> **Instruction 1**
Transcribe the entries from their start through the line containing "popout-icon[interactable]: ⤢ <box>731", reproducing each line unchanged.

[START OF Text segment]

Simple action rule defined in Microsoft Word with natural language
Drools/Red Hat JBoss BRMS does not use a natural language approach, making it harder for business experts to create rules or to understand rules created by a programmer. One approach that Drools/Red Hat JBoss BRMS uses is DRL, which has a Java-like syntax for creating rules. I don’t mind it, but I don’t think that a business expert is going to use this.
Drools/Red Hat JBoss BRMS does offer what it calls “Guided Rules,” which allow a rule creator to select the fields that form the rule, but it still is too technical for a business expert to implement rules or even to interpret them. For all of the trouble that Guided Rules involved, I probably would stick with coding the DRL rules.
The cost of Drools/Red Hat JBoss BRMS’s approach is that business experts cannot directly define business rules. Instead, they somehow must capture their rules, perhaps in a document, so that a programmer can read them and translate them into the technical rule syntax. The risk of this translation is compounded by the expert’s difficulty in understanding the DRL technical syntax, making it harder for him to verify that the rule has been translated successfully. These difficulties mean that a Drools/Red Hat JBoss BRMS project would require more time to define rules and would require more time to verify and debug them.
Watch me demonstrate rule creation.
Experts can collaborate to produce better decisions with IBM ODM
Your business knowledge does not reside in the mind of one grizzled veteran who has “seen it all” and can define all of your business rules from his vast experience. Instead, you likely will have a team of experts working together to define rules for a particular functional area while additional teams cover other areas of the business. In such an environment, effective collaboration will increase your teams’ productivity and minimize misunderstandings and mistakes that can cost you considerable expense if they are not discovered until the applications get into the hands of your customers.
IBM ODM’s Business Console allows business experts to use social networking mechanisms to quickly identify work that is of interest to them and to share thoughts and ideas with colleagues. For example, a business expert can “follow” a rule or project so she can find it from her home page and easily identify changes that may have been made to it by her colleagues.
When experts directly seek feedback from each other, they can “mention” each other in the stream, and that comment will appear at the top of the mentioned expert’s home page for a more immediate response.
When “Paul” mentions “Bea,” Bea sees the comment on her home page in ODM’s Business Console
IBM ODM’s approach delivers greater productivity and accountability than relying on the company email or instant messaging systems. For an application with a large team of experts, managers, developers, and stakeholders, ODM’s built-in collaboration enables all parties to communicate and share in the implementation process.
Drools/Red Hat JBoss BRMS has no built-in collaboration. All that it offers is a “Discussion” section of its rule Metadata, but without the ability to follow rules of interest, mention colleagues, or view a stream that combines a record of comments and actions, this approach does little to improve productivity or accountability.
The cost of Drools/Red Hat JBoss BRMS’s lack of collaboration is a lessening of productivity as the size of the application and the implementation team grows. Developers and experts will have little alternative to direct communication with each other, precluding their colleagues from sharing in the discussion and making it difficult for a project manager to correlate the exchange of ideas with changes to business rules.

[END OF Text segment]
[START OF Excerpted data]

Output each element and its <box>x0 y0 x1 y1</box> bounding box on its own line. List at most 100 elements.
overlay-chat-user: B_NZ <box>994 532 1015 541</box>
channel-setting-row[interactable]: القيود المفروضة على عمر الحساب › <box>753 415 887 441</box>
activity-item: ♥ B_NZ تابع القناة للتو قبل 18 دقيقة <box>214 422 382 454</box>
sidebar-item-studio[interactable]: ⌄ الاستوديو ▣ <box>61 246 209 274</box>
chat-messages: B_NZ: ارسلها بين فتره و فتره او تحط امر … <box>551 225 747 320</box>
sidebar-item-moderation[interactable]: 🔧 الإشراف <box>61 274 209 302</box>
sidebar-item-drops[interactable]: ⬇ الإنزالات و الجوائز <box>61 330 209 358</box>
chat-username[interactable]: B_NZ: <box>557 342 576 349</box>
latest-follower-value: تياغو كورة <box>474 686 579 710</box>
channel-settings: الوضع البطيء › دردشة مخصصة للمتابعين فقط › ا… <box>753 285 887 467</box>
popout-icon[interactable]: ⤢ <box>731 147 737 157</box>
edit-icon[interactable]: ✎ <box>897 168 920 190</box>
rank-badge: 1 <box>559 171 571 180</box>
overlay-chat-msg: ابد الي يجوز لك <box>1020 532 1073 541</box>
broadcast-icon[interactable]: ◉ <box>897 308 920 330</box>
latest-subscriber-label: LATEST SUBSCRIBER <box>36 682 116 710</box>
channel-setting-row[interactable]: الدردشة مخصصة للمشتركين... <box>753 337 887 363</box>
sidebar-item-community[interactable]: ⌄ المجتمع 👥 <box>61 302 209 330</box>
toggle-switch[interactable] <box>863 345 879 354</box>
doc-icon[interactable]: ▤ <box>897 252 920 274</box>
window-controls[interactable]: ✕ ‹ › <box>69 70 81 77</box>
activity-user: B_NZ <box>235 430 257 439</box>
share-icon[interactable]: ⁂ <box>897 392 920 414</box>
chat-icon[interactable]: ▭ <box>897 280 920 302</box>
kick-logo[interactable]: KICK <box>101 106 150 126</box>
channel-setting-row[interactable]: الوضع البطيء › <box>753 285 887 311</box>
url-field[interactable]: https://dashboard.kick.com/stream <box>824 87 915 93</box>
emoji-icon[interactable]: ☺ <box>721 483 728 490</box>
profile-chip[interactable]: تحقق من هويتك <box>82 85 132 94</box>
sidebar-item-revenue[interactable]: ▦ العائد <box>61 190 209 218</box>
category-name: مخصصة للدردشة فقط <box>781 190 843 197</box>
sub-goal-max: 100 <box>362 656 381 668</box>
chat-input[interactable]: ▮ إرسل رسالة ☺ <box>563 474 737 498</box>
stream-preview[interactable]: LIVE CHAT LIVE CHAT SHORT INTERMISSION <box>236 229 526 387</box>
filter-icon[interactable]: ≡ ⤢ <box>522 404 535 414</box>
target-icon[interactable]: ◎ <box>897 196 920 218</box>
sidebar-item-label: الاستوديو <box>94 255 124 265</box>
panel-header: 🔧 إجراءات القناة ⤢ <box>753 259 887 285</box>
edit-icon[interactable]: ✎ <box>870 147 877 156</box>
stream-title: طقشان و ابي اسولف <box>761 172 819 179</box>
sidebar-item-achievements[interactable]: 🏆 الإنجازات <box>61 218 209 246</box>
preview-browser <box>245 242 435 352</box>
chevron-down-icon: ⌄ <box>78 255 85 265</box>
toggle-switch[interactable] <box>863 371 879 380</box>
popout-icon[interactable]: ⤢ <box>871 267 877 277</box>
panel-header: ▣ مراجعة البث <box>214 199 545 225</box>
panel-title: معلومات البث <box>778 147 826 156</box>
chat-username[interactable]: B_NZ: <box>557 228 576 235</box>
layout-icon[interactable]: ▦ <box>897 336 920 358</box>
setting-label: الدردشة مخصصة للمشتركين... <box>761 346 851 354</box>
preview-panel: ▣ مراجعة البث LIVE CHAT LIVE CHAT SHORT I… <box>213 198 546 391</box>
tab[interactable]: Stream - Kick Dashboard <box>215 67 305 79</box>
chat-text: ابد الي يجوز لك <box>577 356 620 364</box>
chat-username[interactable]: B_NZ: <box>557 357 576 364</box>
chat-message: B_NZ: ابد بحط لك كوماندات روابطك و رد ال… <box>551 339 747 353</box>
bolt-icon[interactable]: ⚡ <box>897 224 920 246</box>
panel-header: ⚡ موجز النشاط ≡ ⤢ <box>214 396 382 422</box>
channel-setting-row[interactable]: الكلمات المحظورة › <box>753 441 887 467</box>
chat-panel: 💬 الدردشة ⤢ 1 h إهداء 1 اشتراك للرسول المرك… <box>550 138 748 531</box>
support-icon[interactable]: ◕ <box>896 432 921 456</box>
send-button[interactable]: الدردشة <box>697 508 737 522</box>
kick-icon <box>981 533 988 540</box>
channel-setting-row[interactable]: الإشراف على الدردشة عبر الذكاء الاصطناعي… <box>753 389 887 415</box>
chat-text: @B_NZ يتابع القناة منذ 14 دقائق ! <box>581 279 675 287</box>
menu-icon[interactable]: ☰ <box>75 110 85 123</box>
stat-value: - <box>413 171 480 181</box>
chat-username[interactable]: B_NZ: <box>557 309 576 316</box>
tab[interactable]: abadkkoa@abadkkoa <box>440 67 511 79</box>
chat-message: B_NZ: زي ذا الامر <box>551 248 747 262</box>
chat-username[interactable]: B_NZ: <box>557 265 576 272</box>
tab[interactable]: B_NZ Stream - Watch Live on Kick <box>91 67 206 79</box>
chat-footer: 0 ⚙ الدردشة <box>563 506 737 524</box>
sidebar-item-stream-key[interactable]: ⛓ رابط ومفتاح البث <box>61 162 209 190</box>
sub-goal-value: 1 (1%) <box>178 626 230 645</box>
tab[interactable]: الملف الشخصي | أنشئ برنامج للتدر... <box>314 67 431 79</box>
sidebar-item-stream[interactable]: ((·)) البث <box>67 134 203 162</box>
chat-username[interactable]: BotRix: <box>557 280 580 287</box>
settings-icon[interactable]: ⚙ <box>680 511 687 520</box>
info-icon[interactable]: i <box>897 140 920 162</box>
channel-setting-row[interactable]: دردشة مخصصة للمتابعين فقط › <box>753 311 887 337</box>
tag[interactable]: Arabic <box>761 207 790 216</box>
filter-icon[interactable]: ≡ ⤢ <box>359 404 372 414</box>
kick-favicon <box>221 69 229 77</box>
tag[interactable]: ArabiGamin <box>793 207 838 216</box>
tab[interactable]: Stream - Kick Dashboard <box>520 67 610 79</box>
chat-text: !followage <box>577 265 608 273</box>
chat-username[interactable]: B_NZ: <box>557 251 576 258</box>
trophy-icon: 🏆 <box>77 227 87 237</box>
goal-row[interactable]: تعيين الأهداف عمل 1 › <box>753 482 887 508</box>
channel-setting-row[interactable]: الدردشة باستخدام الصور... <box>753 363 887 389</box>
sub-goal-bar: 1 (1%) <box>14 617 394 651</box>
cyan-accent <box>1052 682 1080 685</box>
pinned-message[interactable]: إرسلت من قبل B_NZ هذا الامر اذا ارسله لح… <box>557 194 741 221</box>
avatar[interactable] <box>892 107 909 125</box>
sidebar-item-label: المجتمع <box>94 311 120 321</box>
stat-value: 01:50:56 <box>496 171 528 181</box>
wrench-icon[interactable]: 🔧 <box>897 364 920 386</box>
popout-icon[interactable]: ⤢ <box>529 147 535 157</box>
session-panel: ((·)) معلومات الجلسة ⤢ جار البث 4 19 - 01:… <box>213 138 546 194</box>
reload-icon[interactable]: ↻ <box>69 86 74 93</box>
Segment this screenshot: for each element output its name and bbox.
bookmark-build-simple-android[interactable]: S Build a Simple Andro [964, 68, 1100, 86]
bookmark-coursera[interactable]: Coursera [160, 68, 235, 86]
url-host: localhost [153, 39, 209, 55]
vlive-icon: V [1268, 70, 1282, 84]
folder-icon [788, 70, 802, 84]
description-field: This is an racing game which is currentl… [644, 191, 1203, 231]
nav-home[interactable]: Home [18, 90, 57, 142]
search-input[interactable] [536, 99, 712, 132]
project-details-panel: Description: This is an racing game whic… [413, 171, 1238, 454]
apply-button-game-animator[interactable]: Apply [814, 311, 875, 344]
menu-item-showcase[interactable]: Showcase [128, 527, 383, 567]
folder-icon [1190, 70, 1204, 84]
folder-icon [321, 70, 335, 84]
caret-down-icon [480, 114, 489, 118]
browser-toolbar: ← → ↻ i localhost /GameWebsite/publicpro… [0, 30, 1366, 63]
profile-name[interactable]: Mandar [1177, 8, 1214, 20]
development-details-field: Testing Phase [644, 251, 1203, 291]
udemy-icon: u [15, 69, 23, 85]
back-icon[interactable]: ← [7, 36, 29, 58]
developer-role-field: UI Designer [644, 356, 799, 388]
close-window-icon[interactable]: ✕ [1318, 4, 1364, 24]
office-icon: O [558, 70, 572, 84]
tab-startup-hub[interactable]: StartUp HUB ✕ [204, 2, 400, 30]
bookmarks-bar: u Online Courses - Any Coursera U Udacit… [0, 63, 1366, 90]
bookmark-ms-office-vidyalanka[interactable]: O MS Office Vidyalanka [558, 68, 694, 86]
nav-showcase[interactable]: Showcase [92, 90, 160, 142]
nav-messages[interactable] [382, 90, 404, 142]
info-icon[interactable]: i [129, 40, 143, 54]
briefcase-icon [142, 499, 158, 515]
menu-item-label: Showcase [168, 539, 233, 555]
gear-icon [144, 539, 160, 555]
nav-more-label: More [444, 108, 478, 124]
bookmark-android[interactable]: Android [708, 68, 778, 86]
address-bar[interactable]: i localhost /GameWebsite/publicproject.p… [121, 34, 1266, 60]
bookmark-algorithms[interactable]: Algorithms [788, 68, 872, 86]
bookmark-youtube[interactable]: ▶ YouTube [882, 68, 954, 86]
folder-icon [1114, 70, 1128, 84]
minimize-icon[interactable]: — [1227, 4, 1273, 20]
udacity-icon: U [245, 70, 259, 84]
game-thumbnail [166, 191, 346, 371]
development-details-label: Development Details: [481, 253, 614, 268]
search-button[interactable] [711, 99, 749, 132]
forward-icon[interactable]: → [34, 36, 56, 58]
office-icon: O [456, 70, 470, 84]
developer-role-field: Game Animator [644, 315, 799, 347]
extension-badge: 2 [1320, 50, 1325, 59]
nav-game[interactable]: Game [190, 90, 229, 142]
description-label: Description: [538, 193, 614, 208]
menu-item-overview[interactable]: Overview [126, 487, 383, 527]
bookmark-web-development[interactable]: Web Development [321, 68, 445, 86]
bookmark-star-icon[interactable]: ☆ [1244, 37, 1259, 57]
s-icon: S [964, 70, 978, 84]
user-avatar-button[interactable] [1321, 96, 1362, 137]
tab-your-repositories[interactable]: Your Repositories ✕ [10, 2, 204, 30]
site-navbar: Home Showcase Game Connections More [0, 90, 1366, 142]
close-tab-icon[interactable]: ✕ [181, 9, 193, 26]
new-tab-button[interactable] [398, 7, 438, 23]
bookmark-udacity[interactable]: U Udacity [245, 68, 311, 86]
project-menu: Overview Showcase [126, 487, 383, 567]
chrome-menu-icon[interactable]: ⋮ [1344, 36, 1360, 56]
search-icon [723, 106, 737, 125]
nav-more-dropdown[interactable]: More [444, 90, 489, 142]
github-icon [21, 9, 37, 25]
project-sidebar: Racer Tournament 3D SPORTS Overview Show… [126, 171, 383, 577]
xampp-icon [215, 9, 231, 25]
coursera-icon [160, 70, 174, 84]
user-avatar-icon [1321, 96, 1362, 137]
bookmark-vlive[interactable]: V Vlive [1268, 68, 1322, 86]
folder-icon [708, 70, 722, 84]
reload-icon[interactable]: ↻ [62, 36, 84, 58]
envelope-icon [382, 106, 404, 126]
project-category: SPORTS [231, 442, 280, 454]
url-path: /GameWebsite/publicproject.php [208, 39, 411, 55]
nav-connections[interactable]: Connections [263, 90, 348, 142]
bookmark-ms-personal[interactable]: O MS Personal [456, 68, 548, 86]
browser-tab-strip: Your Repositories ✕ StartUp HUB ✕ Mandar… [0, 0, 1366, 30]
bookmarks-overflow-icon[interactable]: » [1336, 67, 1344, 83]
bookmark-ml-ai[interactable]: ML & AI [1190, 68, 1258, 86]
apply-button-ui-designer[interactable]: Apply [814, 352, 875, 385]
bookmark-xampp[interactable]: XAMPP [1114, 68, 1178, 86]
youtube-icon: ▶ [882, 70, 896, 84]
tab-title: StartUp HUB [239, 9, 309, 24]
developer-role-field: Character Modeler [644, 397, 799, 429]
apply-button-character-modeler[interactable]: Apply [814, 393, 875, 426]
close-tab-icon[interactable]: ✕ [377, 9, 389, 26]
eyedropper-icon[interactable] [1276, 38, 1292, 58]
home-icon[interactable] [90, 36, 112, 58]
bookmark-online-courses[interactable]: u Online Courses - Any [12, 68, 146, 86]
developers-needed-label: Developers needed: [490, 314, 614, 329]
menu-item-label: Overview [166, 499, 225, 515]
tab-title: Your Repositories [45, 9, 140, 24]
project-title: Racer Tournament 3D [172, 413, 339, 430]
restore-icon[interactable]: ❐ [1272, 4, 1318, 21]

[END OF Excerpted data]

> **Instruction 2**
From the passage on business rule tools, copy the stretch from "Experts can collaborate" through "of your customers." word for word.

> **Correct answer 1**
Output each element and its <box>x0 y0 x1 y1</box> bounding box on its own line. List at most 100 elements.
overlay-chat-user: B_NZ <box>994 532 1015 541</box>
channel-setting-row[interactable]: القيود المفروضة على عمر الحساب › <box>753 415 887 441</box>
activity-item: ♥ B_NZ تابع القناة للتو قبل 18 دقيقة <box>214 422 382 454</box>
sidebar-item-studio[interactable]: ⌄ الاستوديو ▣ <box>61 246 209 274</box>
chat-messages: B_NZ: ارسلها بين فتره و فتره او تحط امر … <box>551 225 747 320</box>
sidebar-item-moderation[interactable]: 🔧 الإشراف <box>61 274 209 302</box>
sidebar-item-drops[interactable]: ⬇ الإنزالات و الجوائز <box>61 330 209 358</box>
chat-username[interactable]: B_NZ: <box>557 342 576 349</box>
latest-follower-value: تياغو كورة <box>474 686 579 710</box>
channel-settings: الوضع البطيء › دردشة مخصصة للمتابعين فقط › ا… <box>753 285 887 467</box>
popout-icon[interactable]: ⤢ <box>731 147 737 157</box>

> **Correct answer 2**
Experts can collaborate to produce better decisions with IBM ODM
Your business knowledge does not reside in the mind of one grizzled veteran who has “seen it all” and can define all of your business rules from his vast experience. Instead, you likely will have a team of experts working together to define rules for a particular functional area while additional teams cover other areas of the business. In such an environment, effective collaboration will increase your teams’ productivity and minimize misunderstandings and mistakes that can cost you considerable expense if they are not discovered until the applications get into the hands of your customers.